--- Source data ---
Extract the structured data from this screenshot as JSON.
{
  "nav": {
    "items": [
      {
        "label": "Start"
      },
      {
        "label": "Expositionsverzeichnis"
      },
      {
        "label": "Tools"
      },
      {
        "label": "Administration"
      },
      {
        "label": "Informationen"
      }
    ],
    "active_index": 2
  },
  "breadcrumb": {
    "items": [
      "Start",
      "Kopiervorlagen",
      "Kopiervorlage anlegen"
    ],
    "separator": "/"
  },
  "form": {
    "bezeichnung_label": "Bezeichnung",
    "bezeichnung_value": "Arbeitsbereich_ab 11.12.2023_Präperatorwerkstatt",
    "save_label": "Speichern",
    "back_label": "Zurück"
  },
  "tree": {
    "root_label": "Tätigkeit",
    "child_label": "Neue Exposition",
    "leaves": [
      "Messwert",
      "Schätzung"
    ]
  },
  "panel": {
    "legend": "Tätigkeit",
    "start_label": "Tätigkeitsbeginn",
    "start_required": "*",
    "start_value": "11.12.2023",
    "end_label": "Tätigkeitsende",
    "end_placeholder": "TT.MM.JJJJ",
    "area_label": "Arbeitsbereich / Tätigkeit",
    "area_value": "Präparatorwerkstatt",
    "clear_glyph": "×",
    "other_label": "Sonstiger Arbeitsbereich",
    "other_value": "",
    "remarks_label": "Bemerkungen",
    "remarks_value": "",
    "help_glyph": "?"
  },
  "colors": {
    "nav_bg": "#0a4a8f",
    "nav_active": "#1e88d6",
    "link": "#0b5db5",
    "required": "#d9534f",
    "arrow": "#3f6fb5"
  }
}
---
Set down the listing above in full, please, exactly as it appears.

Expected output –
Extract the structured data from this screenshot as JSON.
{
  "nav": {
    "items": [
      {
        "label": "Start"
      },
      {
        "label": "Expositionsverzeichnis"
      },
      {
        "label": "Tools"
      },
      {
        "label": "Administration"
      },
      {
        "label": "Informationen"
      }
    ],
    "active_index": 2
  },
  "breadcrumb": {
    "items": [
      "Start",
      "Kopiervorlagen",
      "Kopiervorlage anlegen"
    ],
    "separator": "/"
  },
  "form": {
    "bezeichnung_label": "Bezeichnung",
    "bezeichnung_value": "Arbeitsbereich_ab 11.12.2023_Präperatorwerkstatt",
    "save_label": "Speichern",
    "back_label": "Zurück"
  },
  "tree": {
    "root_label": "Tätigkeit",
    "child_label": "Neue Exposition",
    "leaves": [
      "Messwert",
      "Schätzung"
    ]
  },
  "panel": {
    "legend": "Tätigkeit",
    "start_label": "Tätigkeitsbeginn",
    "start_required": "*",
    "start_value": "11.12.2023",
    "end_label": "Tätigkeitsende",
    "end_placeholder": "TT.MM.JJJJ",
    "area_label": "Arbeitsbereich / Tätigkeit",
    "area_value": "Präparatorwerkstatt",
    "clear_glyph": "×",
    "other_label": "Sonstiger Arbeitsbereich",
    "other_value": "",
    "remarks_label": "Bemerkungen",
    "remarks_value": "",
    "help_glyph": "?"
  },
  "colors": {
    "nav_bg": "#0a4a8f",
    "nav_active": "#1e88d6",
    "link": "#0b5db5",
    "required": "#d9534f",
    "arrow": "#3f6fb5"
  }
}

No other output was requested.